>>>>

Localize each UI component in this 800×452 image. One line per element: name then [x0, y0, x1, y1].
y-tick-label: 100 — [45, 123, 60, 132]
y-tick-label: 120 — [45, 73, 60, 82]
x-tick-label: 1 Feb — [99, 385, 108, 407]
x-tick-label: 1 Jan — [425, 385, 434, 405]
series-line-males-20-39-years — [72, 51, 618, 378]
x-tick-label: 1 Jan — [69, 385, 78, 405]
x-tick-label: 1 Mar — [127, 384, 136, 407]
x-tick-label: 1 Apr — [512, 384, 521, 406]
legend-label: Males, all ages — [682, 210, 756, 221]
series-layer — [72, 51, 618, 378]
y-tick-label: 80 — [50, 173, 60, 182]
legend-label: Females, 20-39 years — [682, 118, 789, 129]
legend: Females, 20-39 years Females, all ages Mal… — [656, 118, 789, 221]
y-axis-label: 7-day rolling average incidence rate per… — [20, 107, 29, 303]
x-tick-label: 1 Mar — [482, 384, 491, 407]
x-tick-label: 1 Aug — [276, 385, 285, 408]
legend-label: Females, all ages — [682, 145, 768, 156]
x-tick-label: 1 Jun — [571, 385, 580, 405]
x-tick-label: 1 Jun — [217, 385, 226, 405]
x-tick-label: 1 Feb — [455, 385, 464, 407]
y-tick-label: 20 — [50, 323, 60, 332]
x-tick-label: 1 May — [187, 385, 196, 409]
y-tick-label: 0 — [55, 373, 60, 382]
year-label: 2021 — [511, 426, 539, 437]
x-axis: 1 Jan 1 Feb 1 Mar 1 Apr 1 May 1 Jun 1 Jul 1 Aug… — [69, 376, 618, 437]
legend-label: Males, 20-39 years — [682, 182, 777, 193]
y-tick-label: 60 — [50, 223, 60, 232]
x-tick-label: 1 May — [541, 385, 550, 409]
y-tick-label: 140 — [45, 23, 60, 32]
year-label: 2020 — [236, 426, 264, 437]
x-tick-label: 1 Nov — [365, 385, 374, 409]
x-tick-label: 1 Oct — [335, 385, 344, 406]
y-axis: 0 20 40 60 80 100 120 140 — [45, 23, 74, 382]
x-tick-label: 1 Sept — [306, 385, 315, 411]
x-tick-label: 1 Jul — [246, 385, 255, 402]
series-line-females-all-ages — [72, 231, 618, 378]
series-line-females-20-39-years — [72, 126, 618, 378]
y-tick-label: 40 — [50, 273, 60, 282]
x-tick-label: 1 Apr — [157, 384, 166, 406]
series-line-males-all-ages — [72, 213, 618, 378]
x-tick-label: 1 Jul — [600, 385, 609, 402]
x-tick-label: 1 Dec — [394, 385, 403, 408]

<<<<

▶ [Stated task]
Format the rows above as a JSON list of strings with one string per line, leaving out blank lines.

▶ [Output]
[
  "Localize each UI component in this 800×452 image. One line per element: name then [x0, y0, x1, y1].",
  "y-tick-label: 100 — [45, 123, 60, 132]",
  "y-tick-label: 120 — [45, 73, 60, 82]",
  "x-tick-label: 1 Feb — [99, 385, 108, 407]",
  "x-tick-label: 1 Jan — [425, 385, 434, 405]",
  "series-line-males-20-39-years — [72, 51, 618, 378]",
  "x-tick-label: 1 Jan — [69, 385, 78, 405]",
  "x-tick-label: 1 Mar — [127, 384, 136, 407]",
  "x-tick-label: 1 Apr — [512, 384, 521, 406]",
  "legend-label: Males, all ages — [682, 210, 756, 221]",
  "series-layer — [72, 51, 618, 378]",
  "y-tick-label: 80 — [50, 173, 60, 182]",
  "legend-label: Females, 20-39 years — [682, 118, 789, 129]",
  "legend: Females, 20-39 years Females, all ages Mal… — [656, 118, 789, 221]",
  "y-axis-label: 7-day rolling average incidence rate per… — [20, 107, 29, 303]",
  "x-tick-label: 1 Mar — [482, 384, 491, 407]",
  "x-tick-label: 1 Aug — [276, 385, 285, 408]",
  "legend-label: Females, all ages — [682, 145, 768, 156]",
  "x-tick-label: 1 Jun — [571, 385, 580, 405]",
  "x-tick-label: 1 Jun — [217, 385, 226, 405]",
  "x-tick-label: 1 Feb — [455, 385, 464, 407]",
  "y-tick-label: 20 — [50, 323, 60, 332]",
  "x-tick-label: 1 May — [187, 385, 196, 409]",
  "y-tick-label: 0 — [55, 373, 60, 382]",
  "year-label: 2021 — [511, 426, 539, 437]",
  "x-axis: 1 Jan 1 Feb 1 Mar 1 Apr 1 May 1 Jun 1 Jul 1 Aug… — [69, 376, 618, 437]",
  "legend-label: Males, 20-39 years — [682, 182, 777, 193]",
  "y-tick-label: 60 — [50, 223, 60, 232]",
  "x-tick-label: 1 May — [541, 385, 550, 409]",
  "y-tick-label: 140 — [45, 23, 60, 32]",
  "year-label: 2020 — [236, 426, 264, 437]",
  "x-tick-label: 1 Nov — [365, 385, 374, 409]",
  "x-tick-label: 1 Oct — [335, 385, 344, 406]",
  "y-axis: 0 20 40 60 80 100 120 140 — [45, 23, 74, 382]",
  "x-tick-label: 1 Sept — [306, 385, 315, 411]",
  "x-tick-label: 1 Jul — [246, 385, 255, 402]",
  "series-line-females-all-ages — [72, 231, 618, 378]",
  "series-line-females-20-39-years — [72, 126, 618, 378]",
  "y-tick-label: 40 — [50, 273, 60, 282]",
  "x-tick-label: 1 Apr — [157, 384, 166, 406]",
  "series-line-males-all-ages — [72, 213, 618, 378]",
  "x-tick-label: 1 Jul — [600, 385, 609, 402]",
  "x-tick-label: 1 Dec — [394, 385, 403, 408]"
]